(Dataset items)
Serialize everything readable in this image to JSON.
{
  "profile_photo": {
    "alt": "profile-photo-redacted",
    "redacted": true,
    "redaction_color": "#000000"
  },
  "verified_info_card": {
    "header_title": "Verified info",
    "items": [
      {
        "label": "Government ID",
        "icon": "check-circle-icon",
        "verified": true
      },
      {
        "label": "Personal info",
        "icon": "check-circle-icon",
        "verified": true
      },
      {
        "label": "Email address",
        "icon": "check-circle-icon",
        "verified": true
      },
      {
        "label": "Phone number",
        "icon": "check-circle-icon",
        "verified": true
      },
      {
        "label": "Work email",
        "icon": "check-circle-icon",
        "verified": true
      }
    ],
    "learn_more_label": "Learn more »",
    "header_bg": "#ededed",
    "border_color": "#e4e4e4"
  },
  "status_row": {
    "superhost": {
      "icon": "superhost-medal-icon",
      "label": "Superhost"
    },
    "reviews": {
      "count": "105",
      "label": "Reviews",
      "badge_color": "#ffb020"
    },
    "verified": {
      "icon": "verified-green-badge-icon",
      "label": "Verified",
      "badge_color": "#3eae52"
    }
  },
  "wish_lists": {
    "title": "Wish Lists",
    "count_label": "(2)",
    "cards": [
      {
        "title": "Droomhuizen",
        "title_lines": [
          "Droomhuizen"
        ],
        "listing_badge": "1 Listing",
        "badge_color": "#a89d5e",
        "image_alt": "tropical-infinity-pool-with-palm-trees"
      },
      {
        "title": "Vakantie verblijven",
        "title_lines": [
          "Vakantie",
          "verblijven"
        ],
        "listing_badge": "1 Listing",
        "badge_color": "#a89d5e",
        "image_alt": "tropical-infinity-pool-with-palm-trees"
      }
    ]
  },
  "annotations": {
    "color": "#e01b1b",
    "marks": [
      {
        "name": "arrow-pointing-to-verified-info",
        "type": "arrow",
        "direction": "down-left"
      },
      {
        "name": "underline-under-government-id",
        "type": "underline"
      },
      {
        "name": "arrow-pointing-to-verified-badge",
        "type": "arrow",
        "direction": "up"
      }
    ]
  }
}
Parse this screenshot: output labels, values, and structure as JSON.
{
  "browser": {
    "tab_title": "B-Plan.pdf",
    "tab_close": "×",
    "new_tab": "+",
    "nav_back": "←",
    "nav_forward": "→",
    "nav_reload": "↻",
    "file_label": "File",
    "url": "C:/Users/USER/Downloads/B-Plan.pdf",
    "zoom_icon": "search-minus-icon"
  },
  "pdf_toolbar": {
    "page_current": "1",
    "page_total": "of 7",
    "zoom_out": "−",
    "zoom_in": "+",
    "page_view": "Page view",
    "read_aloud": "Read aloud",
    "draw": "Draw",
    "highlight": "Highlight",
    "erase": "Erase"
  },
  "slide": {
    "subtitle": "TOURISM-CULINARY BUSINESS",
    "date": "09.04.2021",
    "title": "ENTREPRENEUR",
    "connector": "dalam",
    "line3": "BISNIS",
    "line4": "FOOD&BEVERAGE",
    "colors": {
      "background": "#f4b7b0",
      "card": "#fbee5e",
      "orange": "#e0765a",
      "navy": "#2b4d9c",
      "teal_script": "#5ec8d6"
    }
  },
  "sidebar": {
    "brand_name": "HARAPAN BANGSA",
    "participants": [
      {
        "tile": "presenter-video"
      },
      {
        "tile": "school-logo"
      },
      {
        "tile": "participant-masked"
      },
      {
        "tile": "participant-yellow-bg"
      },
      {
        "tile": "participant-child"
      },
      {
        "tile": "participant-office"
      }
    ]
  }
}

**Exercise objective**
All of the entries must be written out exactly as they stand.

**The solution**
Serialize everything readable in this image to JSON.
{
  "profile_photo": {
    "alt": "profile-photo-redacted",
    "redacted": true,
    "redaction_color": "#000000"
  },
  "verified_info_card": {
    "header_title": "Verified info",
    "items": [
      {
        "label": "Government ID",
        "icon": "check-circle-icon",
        "verified": true
      },
      {
        "label": "Personal info",
        "icon": "check-circle-icon",
        "verified": true
      },
      {
        "label": "Email address",
        "icon": "check-circle-icon",
        "verified": true
      },
      {
        "label": "Phone number",
        "icon": "check-circle-icon",
        "verified": true
      },
      {
        "label": "Work email",
        "icon": "check-circle-icon",
        "verified": true
      }
    ],
    "learn_more_label": "Learn more »",
    "header_bg": "#ededed",
    "border_color": "#e4e4e4"
  },
  "status_row": {
    "superhost": {
      "icon": "superhost-medal-icon",
      "label": "Superhost"
    },
    "reviews": {
      "count": "105",
      "label": "Reviews",
      "badge_color": "#ffb020"
    },
    "verified": {
      "icon": "verified-green-badge-icon",
      "label": "Verified",
      "badge_color": "#3eae52"
    }
  },
  "wish_lists": {
    "title": "Wish Lists",
    "count_label": "(2)",
    "cards": [
      {
        "title": "Droomhuizen",
        "title_lines": [
          "Droomhuizen"
        ],
        "listing_badge": "1 Listing",
        "badge_color": "#a89d5e",
        "image_alt": "tropical-infinity-pool-with-palm-trees"
      },
      {
        "title": "Vakantie verblijven",
        "title_lines": [
          "Vakantie",
          "verblijven"
        ],
        "listing_badge": "1 Listing",
        "badge_color": "#a89d5e",
        "image_alt": "tropical-infinity-pool-with-palm-trees"
      }
    ]
  },
  "annotations": {
    "color": "#e01b1b",
    "marks": [
      {
        "name": "arrow-pointing-to-verified-info",
        "type": "arrow",
        "direction": "down-left"
      },
      {
        "name": "underline-under-government-id",
        "type": "underline"
      },
      {
        "name": "arrow-pointing-to-verified-badge",
        "type": "arrow",
        "direction": "up"
      }
    ]
  }
}
Parse this screenshot: output labels, values, and structure as JSON.
{
  "browser": {
    "tab_title": "B-Plan.pdf",
    "tab_close": "×",
    "new_tab": "+",
    "nav_back": "←",
    "nav_forward": "→",
    "nav_reload": "↻",
    "file_label": "File",
    "url": "C:/Users/USER/Downloads/B-Plan.pdf",
    "zoom_icon": "search-minus-icon"
  },
  "pdf_toolbar": {
    "page_current": "1",
    "page_total": "of 7",
    "zoom_out": "−",
    "zoom_in": "+",
    "page_view": "Page view",
    "read_aloud": "Read aloud",
    "draw": "Draw",
    "highlight": "Highlight",
    "erase": "Erase"
  },
  "slide": {
    "subtitle": "TOURISM-CULINARY BUSINESS",
    "date": "09.04.2021",
    "title": "ENTREPRENEUR",
    "connector": "dalam",
    "line3": "BISNIS",
    "line4": "FOOD&BEVERAGE",
    "colors": {
      "background": "#f4b7b0",
      "card": "#fbee5e",
      "orange": "#e0765a",
      "navy": "#2b4d9c",
      "teal_script": "#5ec8d6"
    }
  },
  "sidebar": {
    "brand_name": "HARAPAN BANGSA",
    "participants": [
      {
        "tile": "presenter-video"
      },
      {
        "tile": "school-logo"
      },
      {
        "tile": "participant-masked"
      },
      {
        "tile": "participant-yellow-bg"
      },
      {
        "tile": "participant-child"
      },
      {
        "tile": "participant-office"
      }
    ]
  }
}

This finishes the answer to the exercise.